> _EXERCISE_: Make an exact copy of the listing below.
+---+
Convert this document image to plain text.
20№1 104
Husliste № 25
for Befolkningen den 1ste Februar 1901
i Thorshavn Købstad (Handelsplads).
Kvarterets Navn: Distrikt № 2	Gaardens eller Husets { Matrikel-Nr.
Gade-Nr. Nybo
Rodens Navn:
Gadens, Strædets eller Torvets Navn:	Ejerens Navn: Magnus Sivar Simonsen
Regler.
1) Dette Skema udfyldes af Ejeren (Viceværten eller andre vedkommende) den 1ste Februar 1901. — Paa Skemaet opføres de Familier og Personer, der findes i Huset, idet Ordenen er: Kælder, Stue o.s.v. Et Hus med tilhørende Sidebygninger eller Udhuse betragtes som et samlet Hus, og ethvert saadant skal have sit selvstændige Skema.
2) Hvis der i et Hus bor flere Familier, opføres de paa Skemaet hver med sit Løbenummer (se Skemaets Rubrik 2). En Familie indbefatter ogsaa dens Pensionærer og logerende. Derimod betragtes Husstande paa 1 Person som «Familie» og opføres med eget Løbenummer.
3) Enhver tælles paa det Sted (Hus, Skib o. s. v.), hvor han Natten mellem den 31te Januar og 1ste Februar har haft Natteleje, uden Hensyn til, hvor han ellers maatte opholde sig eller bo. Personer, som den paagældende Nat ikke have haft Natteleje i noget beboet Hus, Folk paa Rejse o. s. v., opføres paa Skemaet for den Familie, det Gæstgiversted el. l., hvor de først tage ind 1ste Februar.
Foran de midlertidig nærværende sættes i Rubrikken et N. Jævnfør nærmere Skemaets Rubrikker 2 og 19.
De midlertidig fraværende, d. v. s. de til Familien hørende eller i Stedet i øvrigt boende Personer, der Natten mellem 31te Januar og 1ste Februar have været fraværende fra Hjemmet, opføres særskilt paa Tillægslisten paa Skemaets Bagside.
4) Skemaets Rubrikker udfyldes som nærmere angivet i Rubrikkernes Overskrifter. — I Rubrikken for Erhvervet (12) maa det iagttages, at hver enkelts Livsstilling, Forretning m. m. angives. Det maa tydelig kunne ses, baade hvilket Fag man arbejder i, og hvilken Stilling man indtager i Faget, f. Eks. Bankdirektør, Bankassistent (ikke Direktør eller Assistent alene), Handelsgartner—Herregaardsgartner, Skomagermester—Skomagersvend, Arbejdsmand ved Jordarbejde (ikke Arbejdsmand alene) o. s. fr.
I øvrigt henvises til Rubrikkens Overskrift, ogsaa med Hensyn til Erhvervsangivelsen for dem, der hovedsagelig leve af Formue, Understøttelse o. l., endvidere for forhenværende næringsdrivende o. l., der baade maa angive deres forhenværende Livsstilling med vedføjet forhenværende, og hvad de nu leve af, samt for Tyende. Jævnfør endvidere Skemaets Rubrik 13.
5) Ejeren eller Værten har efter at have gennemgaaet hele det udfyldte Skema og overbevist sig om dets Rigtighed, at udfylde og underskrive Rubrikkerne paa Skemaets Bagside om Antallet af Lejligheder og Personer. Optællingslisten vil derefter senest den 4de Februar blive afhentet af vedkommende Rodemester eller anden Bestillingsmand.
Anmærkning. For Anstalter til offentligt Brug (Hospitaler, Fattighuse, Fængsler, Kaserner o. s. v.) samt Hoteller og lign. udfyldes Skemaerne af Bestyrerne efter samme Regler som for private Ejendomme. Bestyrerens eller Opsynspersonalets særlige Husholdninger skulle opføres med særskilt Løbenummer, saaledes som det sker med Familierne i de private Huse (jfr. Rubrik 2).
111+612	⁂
+---+
> _CORRECT OUTPUT_:
Convert this document image to plain text.
20№1 104
Husliste № 25
for Befolkningen den 1ste Februar 1901
i Thorshavn Købstad (Handelsplads).
Kvarterets Navn: Distrikt № 2	Gaardens eller Husets { Matrikel-Nr.
Gade-Nr. Nybo
Rodens Navn:
Gadens, Strædets eller Torvets Navn:	Ejerens Navn: Magnus Sivar Simonsen
Regler.
1) Dette Skema udfyldes af Ejeren (Viceværten eller andre vedkommende) den 1ste Februar 1901. — Paa Skemaet opføres de Familier og Personer, der findes i Huset, idet Ordenen er: Kælder, Stue o.s.v. Et Hus med tilhørende Sidebygninger eller Udhuse betragtes som et samlet Hus, og ethvert saadant skal have sit selvstændige Skema.
2) Hvis der i et Hus bor flere Familier, opføres de paa Skemaet hver med sit Løbenummer (se Skemaets Rubrik 2). En Familie indbefatter ogsaa dens Pensionærer og logerende. Derimod betragtes Husstande paa 1 Person som «Familie» og opføres med eget Løbenummer.
3) Enhver tælles paa det Sted (Hus, Skib o. s. v.), hvor han Natten mellem den 31te Januar og 1ste Februar har haft Natteleje, uden Hensyn til, hvor han ellers maatte opholde sig eller bo. Personer, som den paagældende Nat ikke have haft Natteleje i noget beboet Hus, Folk paa Rejse o. s. v., opføres paa Skemaet for den Familie, det Gæstgiversted el. l., hvor de først tage ind 1ste Februar.
Foran de midlertidig nærværende sættes i Rubrikken et N. Jævnfør nærmere Skemaets Rubrikker 2 og 19.
De midlertidig fraværende, d. v. s. de til Familien hørende eller i Stedet i øvrigt boende Personer, der Natten mellem 31te Januar og 1ste Februar have været fraværende fra Hjemmet, opføres særskilt paa Tillægslisten paa Skemaets Bagside.
4) Skemaets Rubrikker udfyldes som nærmere angivet i Rubrikkernes Overskrifter. — I Rubrikken for Erhvervet (12) maa det iagttages, at hver enkelts Livsstilling, Forretning m. m. angives. Det maa tydelig kunne ses, baade hvilket Fag man arbejder i, og hvilken Stilling man indtager i Faget, f. Eks. Bankdirektør, Bankassistent (ikke Direktør eller Assistent alene), Handelsgartner—Herregaardsgartner, Skomagermester—Skomagersvend, Arbejdsmand ved Jordarbejde (ikke Arbejdsmand alene) o. s. fr.
I øvrigt henvises til Rubrikkens Overskrift, ogsaa med Hensyn til Erhvervsangivelsen for dem, der hovedsagelig leve af Formue, Understøttelse o. l., endvidere for forhenværende næringsdrivende o. l., der baade maa angive deres forhenværende Livsstilling med vedføjet forhenværende, og hvad de nu leve af, samt for Tyende. Jævnfør endvidere Skemaets Rubrik 13.
5) Ejeren eller Værten har efter at have gennemgaaet hele det udfyldte Skema og overbevist sig om dets Rigtighed, at udfylde og underskrive Rubrikkerne paa Skemaets Bagside om Antallet af Lejligheder og Personer. Optællingslisten vil derefter senest den 4de Februar blive afhentet af vedkommende Rodemester eller anden Bestillingsmand.
Anmærkning. For Anstalter til offentligt Brug (Hospitaler, Fattighuse, Fængsler, Kaserner o. s. v.) samt Hoteller og lign. udfyldes Skemaerne af Bestyrerne efter samme Regler som for private Ejendomme. Bestyrerens eller Opsynspersonalets særlige Husholdninger skulle opføres med særskilt Løbenummer, saaledes som det sker med Familierne i de private Huse (jfr. Rubrik 2).
111+612	⁂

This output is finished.